-- YOUR INSTRUCTIONS --
Collect from the data below each line with "selection".

-- MATERIAL FOR THIS EXERCISE --
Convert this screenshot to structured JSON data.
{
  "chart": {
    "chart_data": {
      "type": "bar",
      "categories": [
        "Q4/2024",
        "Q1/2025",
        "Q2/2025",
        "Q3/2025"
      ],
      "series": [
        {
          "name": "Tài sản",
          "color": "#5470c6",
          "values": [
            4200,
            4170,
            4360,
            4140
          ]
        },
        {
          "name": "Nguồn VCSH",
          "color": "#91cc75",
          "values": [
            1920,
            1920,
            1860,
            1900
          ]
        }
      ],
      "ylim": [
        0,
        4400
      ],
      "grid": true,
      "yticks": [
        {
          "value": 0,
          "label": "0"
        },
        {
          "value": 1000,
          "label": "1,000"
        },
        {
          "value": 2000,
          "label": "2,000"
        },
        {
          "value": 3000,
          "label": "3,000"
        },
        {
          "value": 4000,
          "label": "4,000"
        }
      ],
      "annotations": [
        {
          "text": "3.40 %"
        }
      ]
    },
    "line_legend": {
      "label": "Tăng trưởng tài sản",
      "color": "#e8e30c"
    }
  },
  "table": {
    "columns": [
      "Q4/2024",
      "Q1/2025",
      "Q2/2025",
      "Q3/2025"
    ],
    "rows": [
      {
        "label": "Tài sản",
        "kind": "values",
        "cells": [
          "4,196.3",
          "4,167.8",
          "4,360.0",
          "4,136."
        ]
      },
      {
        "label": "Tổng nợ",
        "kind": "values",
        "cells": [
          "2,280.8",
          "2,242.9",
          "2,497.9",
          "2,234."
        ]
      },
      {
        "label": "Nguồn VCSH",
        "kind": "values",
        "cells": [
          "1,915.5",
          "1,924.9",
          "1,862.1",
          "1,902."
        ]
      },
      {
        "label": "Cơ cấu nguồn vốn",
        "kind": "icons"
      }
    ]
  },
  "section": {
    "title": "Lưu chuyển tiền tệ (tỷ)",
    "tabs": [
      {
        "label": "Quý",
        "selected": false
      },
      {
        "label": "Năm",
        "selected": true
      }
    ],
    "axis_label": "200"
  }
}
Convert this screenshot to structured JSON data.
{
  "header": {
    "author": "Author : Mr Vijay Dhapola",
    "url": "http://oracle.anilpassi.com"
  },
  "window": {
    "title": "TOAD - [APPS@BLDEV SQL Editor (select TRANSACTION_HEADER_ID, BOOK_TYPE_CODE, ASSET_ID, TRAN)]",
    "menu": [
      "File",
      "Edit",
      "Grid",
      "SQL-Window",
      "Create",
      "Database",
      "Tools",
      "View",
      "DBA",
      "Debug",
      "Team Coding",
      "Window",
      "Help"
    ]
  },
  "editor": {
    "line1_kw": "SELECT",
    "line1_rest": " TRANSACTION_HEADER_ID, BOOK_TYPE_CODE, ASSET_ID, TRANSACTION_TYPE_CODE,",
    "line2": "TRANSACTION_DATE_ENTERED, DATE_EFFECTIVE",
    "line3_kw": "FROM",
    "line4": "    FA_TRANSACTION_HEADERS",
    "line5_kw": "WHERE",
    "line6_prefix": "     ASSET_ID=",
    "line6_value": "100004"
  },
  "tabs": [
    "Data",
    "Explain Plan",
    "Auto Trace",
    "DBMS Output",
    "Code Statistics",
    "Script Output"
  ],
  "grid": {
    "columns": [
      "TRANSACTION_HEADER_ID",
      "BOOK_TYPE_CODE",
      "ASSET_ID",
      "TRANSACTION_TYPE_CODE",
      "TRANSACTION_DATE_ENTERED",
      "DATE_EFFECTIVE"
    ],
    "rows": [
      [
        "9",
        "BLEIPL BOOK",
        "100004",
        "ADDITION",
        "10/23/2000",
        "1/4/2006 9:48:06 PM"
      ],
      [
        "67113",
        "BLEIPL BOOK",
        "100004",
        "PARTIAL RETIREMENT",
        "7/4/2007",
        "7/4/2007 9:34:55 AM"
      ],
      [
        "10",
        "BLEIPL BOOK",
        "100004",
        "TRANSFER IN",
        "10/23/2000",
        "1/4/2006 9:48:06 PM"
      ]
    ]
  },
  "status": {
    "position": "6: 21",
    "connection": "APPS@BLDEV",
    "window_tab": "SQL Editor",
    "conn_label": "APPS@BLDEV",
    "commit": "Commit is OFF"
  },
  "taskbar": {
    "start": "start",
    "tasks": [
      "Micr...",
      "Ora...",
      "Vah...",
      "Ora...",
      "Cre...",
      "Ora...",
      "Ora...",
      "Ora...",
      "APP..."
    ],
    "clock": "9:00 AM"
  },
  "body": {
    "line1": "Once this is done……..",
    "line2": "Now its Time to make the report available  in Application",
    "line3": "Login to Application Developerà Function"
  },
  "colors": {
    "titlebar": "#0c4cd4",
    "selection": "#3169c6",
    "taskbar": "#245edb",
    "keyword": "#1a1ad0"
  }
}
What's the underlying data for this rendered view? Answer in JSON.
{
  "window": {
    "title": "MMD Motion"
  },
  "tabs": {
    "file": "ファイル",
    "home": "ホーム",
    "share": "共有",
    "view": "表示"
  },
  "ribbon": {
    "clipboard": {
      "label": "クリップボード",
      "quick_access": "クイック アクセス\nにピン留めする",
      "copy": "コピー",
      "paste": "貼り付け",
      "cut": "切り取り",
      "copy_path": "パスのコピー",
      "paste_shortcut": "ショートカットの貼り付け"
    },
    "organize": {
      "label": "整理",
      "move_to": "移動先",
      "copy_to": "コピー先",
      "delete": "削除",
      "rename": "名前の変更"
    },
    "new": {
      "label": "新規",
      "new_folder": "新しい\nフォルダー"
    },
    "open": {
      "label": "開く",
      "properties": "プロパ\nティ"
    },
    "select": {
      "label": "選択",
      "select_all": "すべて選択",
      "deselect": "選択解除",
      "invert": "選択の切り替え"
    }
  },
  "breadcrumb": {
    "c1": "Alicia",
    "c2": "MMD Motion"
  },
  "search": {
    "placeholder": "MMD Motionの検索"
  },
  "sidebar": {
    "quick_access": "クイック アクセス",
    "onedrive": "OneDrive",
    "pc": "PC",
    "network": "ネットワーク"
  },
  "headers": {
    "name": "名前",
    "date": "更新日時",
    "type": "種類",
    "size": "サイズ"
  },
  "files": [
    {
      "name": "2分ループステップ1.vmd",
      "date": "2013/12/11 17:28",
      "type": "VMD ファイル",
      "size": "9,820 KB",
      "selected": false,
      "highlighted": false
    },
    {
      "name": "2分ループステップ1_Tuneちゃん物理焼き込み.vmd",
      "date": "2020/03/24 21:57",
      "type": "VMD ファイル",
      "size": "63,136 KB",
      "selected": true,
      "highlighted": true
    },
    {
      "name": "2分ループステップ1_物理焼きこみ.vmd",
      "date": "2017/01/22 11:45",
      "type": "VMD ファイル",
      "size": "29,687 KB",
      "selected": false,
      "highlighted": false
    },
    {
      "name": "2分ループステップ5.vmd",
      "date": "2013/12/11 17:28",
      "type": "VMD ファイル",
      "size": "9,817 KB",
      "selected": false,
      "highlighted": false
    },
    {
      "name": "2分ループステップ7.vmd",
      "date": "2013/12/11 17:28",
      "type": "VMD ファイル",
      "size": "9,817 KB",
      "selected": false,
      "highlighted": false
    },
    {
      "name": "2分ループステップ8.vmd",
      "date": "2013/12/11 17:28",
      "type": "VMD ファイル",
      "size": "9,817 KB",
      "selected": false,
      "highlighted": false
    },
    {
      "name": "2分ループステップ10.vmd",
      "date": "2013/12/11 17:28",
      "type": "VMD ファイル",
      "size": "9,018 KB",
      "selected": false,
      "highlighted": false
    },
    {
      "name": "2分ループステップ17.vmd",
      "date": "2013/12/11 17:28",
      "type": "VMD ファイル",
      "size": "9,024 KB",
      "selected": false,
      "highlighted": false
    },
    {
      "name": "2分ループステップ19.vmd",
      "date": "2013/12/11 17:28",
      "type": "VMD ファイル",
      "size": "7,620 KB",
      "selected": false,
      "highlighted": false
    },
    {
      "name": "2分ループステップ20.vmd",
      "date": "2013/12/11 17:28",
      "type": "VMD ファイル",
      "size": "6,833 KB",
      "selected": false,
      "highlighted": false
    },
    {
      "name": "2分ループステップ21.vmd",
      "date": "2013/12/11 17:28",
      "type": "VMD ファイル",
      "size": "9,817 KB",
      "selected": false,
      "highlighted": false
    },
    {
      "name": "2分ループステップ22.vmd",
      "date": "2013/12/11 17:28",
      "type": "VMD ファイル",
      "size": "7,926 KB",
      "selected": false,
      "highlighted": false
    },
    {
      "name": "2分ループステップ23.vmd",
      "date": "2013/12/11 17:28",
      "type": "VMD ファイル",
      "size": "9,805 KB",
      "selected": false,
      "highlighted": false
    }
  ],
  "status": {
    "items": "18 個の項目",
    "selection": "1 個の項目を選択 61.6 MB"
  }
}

-- RESPONSE TO THIS EXERCISE --
    "selection": "#3169c6",
    "selection": "1 個の項目を選択 61.6 MB"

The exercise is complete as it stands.